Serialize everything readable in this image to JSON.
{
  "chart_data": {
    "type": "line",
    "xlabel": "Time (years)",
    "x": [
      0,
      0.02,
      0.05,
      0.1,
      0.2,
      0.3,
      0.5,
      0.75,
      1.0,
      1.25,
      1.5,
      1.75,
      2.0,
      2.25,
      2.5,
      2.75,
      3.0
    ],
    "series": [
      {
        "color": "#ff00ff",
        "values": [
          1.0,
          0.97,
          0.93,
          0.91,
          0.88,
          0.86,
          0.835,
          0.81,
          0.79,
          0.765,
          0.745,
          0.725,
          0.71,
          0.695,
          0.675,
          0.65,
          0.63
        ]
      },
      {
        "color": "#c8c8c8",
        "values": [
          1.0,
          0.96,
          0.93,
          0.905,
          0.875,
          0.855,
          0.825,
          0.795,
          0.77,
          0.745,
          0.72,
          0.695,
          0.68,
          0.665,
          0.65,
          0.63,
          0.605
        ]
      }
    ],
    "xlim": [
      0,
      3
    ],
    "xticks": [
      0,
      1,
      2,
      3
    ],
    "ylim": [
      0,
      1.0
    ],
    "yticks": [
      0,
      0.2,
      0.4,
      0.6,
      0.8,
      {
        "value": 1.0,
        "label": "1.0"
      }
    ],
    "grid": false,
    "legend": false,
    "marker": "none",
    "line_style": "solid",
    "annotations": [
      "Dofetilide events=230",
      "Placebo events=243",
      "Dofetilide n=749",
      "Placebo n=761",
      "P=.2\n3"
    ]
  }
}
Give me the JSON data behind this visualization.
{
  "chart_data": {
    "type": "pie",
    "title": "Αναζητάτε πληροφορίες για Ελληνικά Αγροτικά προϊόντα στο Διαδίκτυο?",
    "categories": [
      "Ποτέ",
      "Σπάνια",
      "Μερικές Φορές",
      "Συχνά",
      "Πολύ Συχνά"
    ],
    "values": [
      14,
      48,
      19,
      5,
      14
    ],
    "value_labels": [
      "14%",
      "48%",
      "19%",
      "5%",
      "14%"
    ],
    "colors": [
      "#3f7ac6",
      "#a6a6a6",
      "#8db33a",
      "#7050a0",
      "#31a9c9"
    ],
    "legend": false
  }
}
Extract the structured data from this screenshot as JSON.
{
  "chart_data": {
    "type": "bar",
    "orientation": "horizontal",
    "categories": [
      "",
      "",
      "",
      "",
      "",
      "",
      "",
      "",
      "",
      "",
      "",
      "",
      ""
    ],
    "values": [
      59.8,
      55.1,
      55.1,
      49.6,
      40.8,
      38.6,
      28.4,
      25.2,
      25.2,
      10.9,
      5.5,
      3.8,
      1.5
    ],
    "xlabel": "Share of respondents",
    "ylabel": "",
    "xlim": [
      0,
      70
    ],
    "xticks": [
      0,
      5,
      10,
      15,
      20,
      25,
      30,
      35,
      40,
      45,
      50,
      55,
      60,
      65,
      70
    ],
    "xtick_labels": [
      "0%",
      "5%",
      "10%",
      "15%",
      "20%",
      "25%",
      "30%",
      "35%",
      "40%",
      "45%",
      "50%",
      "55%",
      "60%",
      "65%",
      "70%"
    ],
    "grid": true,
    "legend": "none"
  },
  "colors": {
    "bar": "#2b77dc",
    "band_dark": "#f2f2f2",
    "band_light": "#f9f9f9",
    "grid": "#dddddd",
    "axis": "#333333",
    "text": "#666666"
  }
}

______________________________

*Instruction:*
Write every record out again, unaltered.

*Exercise result:*
Serialize everything readable in this image to JSON.
{
  "chart_data": {
    "type": "line",
    "xlabel": "Time (years)",
    "x": [
      0,
      0.02,
      0.05,
      0.1,
      0.2,
      0.3,
      0.5,
      0.75,
      1.0,
      1.25,
      1.5,
      1.75,
      2.0,
      2.25,
      2.5,
      2.75,
      3.0
    ],
    "series": [
      {
        "color": "#ff00ff",
        "values": [
          1.0,
          0.97,
          0.93,
          0.91,
          0.88,
          0.86,
          0.835,
          0.81,
          0.79,
          0.765,
          0.745,
          0.725,
          0.71,
          0.695,
          0.675,
          0.65,
          0.63
        ]
      },
      {
        "color": "#c8c8c8",
        "values": [
          1.0,
          0.96,
          0.93,
          0.905,
          0.875,
          0.855,
          0.825,
          0.795,
          0.77,
          0.745,
          0.72,
          0.695,
          0.68,
          0.665,
          0.65,
          0.63,
          0.605
        ]
      }
    ],
    "xlim": [
      0,
      3
    ],
    "xticks": [
      0,
      1,
      2,
      3
    ],
    "ylim": [
      0,
      1.0
    ],
    "yticks": [
      0,
      0.2,
      0.4,
      0.6,
      0.8,
      {
        "value": 1.0,
        "label": "1.0"
      }
    ],
    "grid": false,
    "legend": false,
    "marker": "none",
    "line_style": "solid",
    "annotations": [
      "Dofetilide events=230",
      "Placebo events=243",
      "Dofetilide n=749",
      "Placebo n=761",
      "P=.2\n3"
    ]
  }
}
Give me the JSON data behind this visualization.
{
  "chart_data": {
    "type": "pie",
    "title": "Αναζητάτε πληροφορίες για Ελληνικά Αγροτικά προϊόντα στο Διαδίκτυο?",
    "categories": [
      "Ποτέ",
      "Σπάνια",
      "Μερικές Φορές",
      "Συχνά",
      "Πολύ Συχνά"
    ],
    "values": [
      14,
      48,
      19,
      5,
      14
    ],
    "value_labels": [
      "14%",
      "48%",
      "19%",
      "5%",
      "14%"
    ],
    "colors": [
      "#3f7ac6",
      "#a6a6a6",
      "#8db33a",
      "#7050a0",
      "#31a9c9"
    ],
    "legend": false
  }
}
Extract the structured data from this screenshot as JSON.
{
  "chart_data": {
    "type": "bar",
    "orientation": "horizontal",
    "categories": [
      "",
      "",
      "",
      "",
      "",
      "",
      "",
      "",
      "",
      "",
      "",
      "",
      ""
    ],
    "values": [
      59.8,
      55.1,
      55.1,
      49.6,
      40.8,
      38.6,
      28.4,
      25.2,
      25.2,
      10.9,
      5.5,
      3.8,
      1.5
    ],
    "xlabel": "Share of respondents",
    "ylabel": "",
    "xlim": [
      0,
      70
    ],
    "xticks": [
      0,
      5,
      10,
      15,
      20,
      25,
      30,
      35,
      40,
      45,
      50,
      55,
      60,
      65,
      70
    ],
    "xtick_labels": [
      "0%",
      "5%",
      "10%",
      "15%",
      "20%",
      "25%",
      "30%",
      "35%",
      "40%",
      "45%",
      "50%",
      "55%",
      "60%",
      "65%",
      "70%"
    ],
    "grid": true,
    "legend": "none"
  },
  "colors": {
    "bar": "#2b77dc",
    "band_dark": "#f2f2f2",
    "band_light": "#f9f9f9",
    "grid": "#dddddd",
    "axis": "#333333",
    "text": "#666666"
  }
}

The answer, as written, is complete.